## Short task
How many lines of the material below contain the string "属于物理变化"? Answer with the number and nothing else.
---
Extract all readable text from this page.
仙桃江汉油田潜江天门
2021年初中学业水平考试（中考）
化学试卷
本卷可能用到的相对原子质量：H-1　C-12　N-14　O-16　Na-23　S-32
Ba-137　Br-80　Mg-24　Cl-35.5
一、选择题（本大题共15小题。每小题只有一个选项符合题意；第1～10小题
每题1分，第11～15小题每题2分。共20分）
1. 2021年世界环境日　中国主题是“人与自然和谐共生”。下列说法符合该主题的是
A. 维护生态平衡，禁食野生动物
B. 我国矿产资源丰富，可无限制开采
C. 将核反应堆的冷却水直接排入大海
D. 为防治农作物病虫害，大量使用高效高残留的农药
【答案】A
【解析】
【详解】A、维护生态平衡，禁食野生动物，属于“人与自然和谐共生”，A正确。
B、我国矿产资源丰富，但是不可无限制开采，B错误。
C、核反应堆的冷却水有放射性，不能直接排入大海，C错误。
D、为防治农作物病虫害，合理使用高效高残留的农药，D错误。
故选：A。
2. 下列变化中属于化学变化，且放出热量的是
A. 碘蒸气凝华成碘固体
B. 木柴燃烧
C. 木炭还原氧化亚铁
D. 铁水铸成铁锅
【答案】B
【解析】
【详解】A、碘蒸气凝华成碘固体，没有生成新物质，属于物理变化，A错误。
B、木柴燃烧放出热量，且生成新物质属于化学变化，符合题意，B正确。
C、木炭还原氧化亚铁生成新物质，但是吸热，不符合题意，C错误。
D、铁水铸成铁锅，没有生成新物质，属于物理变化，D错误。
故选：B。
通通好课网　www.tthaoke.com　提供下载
---
## Solution to this problem
2